- INPUT ROWS
##############################
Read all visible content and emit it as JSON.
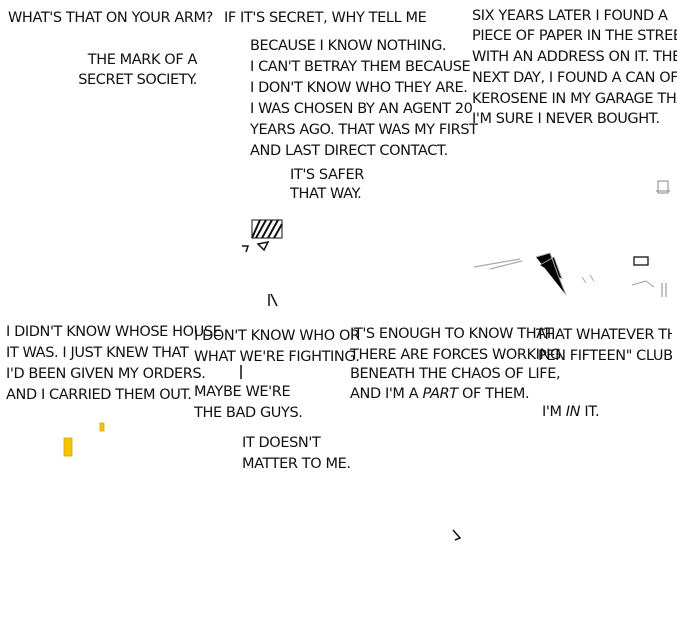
{
  "panels": [
    {
      "lines": [
        "WHAT'S THAT ON YOUR ARM?"
      ],
      "reply": [
        "THE MARK OF A",
        "SECRET SOCIETY."
      ]
    },
    {
      "title": "IF IT'S SECRET, WHY TELL ME",
      "lines": [
        "BECAUSE I KNOW NOTHING.",
        "I CAN'T BETRAY THEM BECAUSE",
        "I DON'T KNOW WHO THEY ARE.",
        "I WAS CHOSEN BY AN AGENT 20",
        "YEARS AGO. THAT WAS MY FIRST",
        "AND LAST DIRECT CONTACT."
      ],
      "reply": [
        "IT'S SAFER",
        "THAT WAY."
      ]
    },
    {
      "lines": [
        "SIX YEARS LATER I FOUND A",
        "PIECE OF PAPER IN THE STREET",
        "WITH AN ADDRESS ON IT. THE",
        "NEXT DAY, I FOUND A CAN OF",
        "KEROSENE IN MY GARAGE THAT",
        "I'M SURE I NEVER BOUGHT."
      ]
    },
    {
      "lines": [
        "I DIDN'T KNOW WHOSE HOUSE",
        "IT WAS. I JUST KNEW THAT",
        "I'D BEEN GIVEN MY ORDERS.",
        "AND I CARRIED THEM OUT."
      ]
    },
    {
      "lines": [
        "I DON'T KNOW WHO OR",
        "WHAT WE'RE FIGHTING."
      ],
      "maybe": [
        "MAYBE WE'RE",
        "THE BAD GUYS."
      ],
      "reply": [
        "IT DOESN'T",
        "MATTER TO ME."
      ]
    },
    {
      "lines": [
        "IT'S ENOUGH TO KNOW THAT",
        "THERE ARE FORCES WORKING",
        "BENEATH THE CHAOS OF LIFE,"
      ],
      "last_pre": "AND I'M A ",
      "last_em": "PART",
      "last_post": " OF THEM."
    },
    {
      "lines": [
        "THAT WHATEVER THIS",
        "PEN FIFTEEN\" CLUB IS,"
      ],
      "final_pre": "I'M ",
      "final_em": "IN",
      "final_post": " IT."
    }
  ],
  "colors": {
    "ink": "#111111",
    "fire": "#f5c400",
    "background": "#ffffff"
  }
}
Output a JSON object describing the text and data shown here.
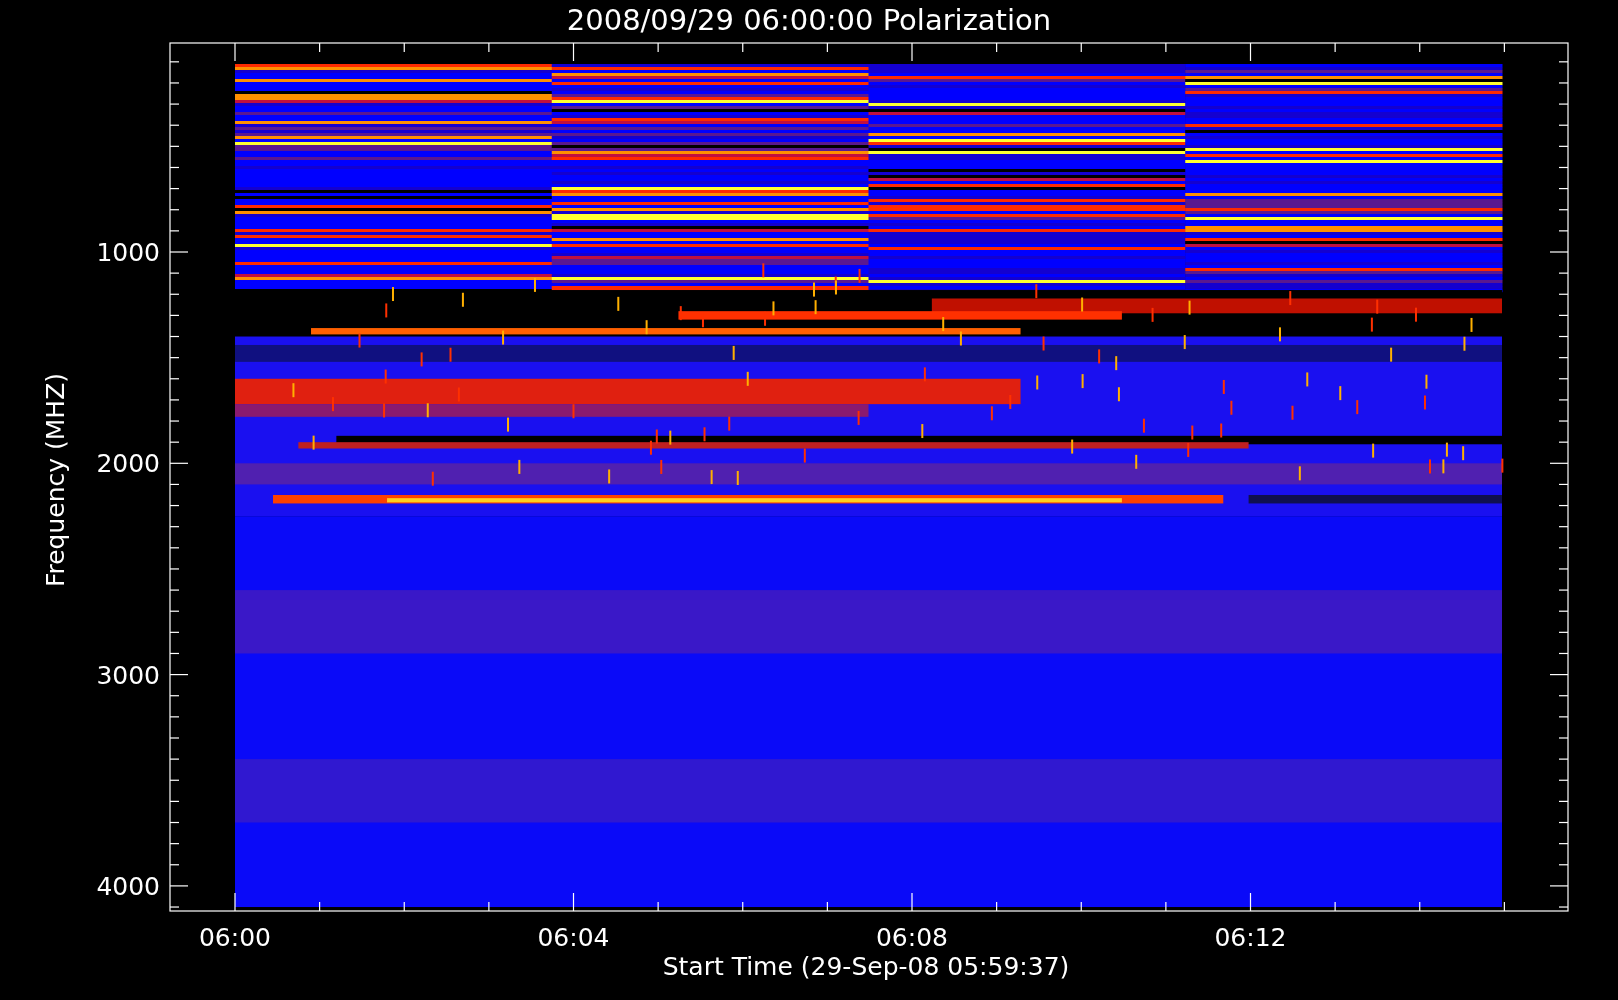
{
  "title": "2008/09/29 06:00:00 Polarization",
  "chart": {
    "xlabel": "Start Time (29-Sep-08 05:59:37)",
    "ylabel": "Frequency (MHZ)",
    "xticks": [
      "06:00",
      "06:04",
      "06:08",
      "06:12"
    ],
    "yticks": [
      "1000",
      "2000",
      "3000",
      "4000"
    ]
  }
}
##############################
- WHAT THIS TASK INVOLVES
List every line above that holds the word "YEARS".

- SOLVED EXERCISE
        "YEARS AGO. THAT WAS MY FIRST",
        "SIX YEARS LATER I FOUND A",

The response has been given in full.